_Figure collection entries_
■ ■ ■
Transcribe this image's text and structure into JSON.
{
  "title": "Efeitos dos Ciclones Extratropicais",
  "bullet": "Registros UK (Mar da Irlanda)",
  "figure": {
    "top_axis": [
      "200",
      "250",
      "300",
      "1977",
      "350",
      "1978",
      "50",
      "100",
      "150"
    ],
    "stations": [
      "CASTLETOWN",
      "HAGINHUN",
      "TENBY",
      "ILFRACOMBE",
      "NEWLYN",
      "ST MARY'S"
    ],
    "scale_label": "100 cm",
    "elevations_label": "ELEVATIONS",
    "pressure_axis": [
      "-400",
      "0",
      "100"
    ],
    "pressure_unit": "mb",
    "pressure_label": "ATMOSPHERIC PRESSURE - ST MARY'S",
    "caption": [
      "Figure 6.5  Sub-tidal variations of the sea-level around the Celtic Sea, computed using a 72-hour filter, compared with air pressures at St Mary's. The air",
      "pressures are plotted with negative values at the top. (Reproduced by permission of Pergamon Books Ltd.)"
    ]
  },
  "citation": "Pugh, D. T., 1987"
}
■ ■ ■
_STATED GOAL_
Extract all of the data shown above without alteration.

_COMPLETE ANSWER_
Transcribe this image's text and structure into JSON.
{
  "title": "Efeitos dos Ciclones Extratropicais",
  "bullet": "Registros UK (Mar da Irlanda)",
  "figure": {
    "top_axis": [
      "200",
      "250",
      "300",
      "1977",
      "350",
      "1978",
      "50",
      "100",
      "150"
    ],
    "stations": [
      "CASTLETOWN",
      "HAGINHUN",
      "TENBY",
      "ILFRACOMBE",
      "NEWLYN",
      "ST MARY'S"
    ],
    "scale_label": "100 cm",
    "elevations_label": "ELEVATIONS",
    "pressure_axis": [
      "-400",
      "0",
      "100"
    ],
    "pressure_unit": "mb",
    "pressure_label": "ATMOSPHERIC PRESSURE - ST MARY'S",
    "caption": [
      "Figure 6.5  Sub-tidal variations of the sea-level around the Celtic Sea, computed using a 72-hour filter, compared with air pressures at St Mary's. The air",
      "pressures are plotted with negative values at the top. (Reproduced by permission of Pergamon Books Ltd.)"
    ]
  },
  "citation": "Pugh, D. T., 1987"
}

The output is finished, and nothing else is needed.